- AIM -
Identify the lines in the data below that contain "legions" and give only how many there are.

- AVAILABLE RECORDS -
··········

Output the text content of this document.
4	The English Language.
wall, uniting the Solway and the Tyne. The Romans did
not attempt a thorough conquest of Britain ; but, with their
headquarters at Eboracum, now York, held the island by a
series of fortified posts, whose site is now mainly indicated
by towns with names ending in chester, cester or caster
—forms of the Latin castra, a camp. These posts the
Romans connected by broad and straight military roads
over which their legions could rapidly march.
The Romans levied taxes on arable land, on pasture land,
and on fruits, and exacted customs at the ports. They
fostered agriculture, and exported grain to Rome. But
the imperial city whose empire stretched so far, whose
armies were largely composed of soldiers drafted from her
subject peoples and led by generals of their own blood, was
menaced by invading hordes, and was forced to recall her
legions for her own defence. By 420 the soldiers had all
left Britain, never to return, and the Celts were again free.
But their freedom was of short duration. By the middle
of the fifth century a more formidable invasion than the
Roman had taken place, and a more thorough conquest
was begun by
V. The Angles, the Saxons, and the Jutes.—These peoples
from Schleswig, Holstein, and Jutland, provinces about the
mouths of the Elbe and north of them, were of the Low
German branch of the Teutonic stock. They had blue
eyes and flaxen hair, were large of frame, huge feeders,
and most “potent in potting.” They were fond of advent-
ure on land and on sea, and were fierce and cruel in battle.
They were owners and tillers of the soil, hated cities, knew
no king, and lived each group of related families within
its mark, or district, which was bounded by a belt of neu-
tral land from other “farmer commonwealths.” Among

··········

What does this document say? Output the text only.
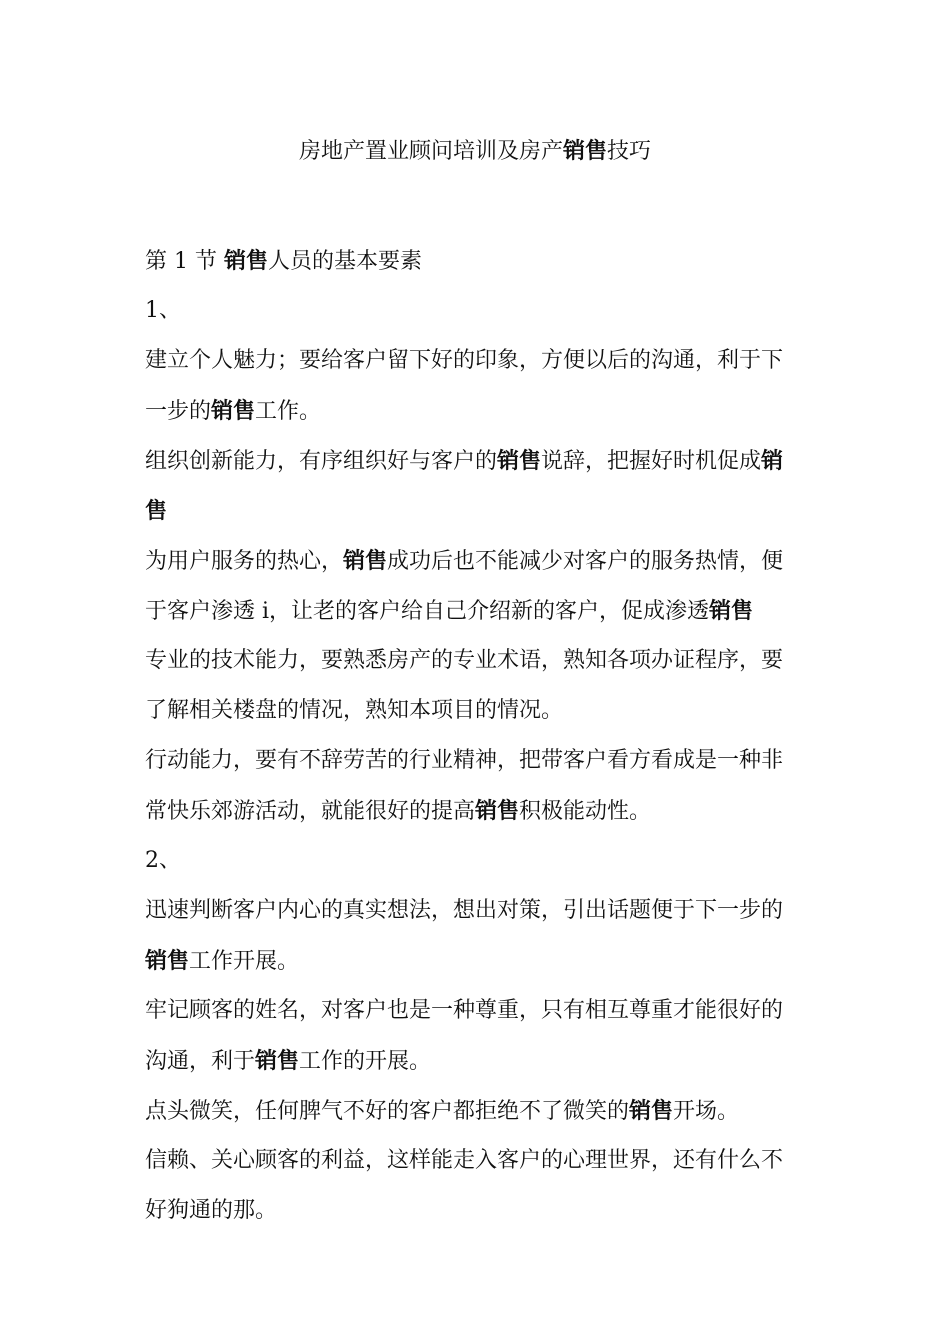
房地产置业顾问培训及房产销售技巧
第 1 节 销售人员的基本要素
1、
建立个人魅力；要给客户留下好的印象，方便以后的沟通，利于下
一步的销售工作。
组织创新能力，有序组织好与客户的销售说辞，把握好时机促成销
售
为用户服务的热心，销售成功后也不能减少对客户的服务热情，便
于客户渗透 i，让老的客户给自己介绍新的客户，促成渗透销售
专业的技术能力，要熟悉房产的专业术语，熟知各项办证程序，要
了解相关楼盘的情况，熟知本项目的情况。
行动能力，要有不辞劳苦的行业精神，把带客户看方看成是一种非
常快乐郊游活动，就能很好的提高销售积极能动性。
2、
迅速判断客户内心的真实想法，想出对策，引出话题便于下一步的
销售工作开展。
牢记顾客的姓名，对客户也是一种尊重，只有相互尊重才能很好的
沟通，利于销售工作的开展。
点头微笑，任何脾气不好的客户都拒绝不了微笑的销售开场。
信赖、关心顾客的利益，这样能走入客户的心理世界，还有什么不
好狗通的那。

··········

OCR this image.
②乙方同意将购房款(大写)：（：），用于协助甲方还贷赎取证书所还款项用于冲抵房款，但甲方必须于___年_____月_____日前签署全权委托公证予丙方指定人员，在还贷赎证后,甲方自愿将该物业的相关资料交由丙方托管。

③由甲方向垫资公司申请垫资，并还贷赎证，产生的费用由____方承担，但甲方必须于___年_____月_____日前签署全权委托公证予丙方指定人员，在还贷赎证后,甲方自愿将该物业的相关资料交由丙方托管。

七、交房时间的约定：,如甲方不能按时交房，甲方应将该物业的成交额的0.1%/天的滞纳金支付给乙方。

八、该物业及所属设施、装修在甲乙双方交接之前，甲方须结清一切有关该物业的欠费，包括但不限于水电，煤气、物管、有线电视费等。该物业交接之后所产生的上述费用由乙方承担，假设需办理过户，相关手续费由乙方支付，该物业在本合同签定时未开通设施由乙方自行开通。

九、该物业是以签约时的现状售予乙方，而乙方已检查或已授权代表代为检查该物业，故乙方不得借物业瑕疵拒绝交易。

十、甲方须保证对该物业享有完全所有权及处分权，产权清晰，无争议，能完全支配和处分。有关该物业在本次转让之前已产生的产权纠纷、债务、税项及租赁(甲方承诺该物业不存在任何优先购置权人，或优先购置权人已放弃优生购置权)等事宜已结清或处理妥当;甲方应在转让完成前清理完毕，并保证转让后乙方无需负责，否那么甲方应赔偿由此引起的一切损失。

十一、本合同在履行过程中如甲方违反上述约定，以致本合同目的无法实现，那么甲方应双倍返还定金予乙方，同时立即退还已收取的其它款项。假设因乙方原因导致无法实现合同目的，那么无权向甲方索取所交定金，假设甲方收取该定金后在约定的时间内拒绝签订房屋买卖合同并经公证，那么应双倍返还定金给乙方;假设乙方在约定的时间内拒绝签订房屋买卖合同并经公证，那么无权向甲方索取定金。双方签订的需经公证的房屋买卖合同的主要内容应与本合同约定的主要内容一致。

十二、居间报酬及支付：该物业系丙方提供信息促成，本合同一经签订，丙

··········

- WORKED ANSWER -
2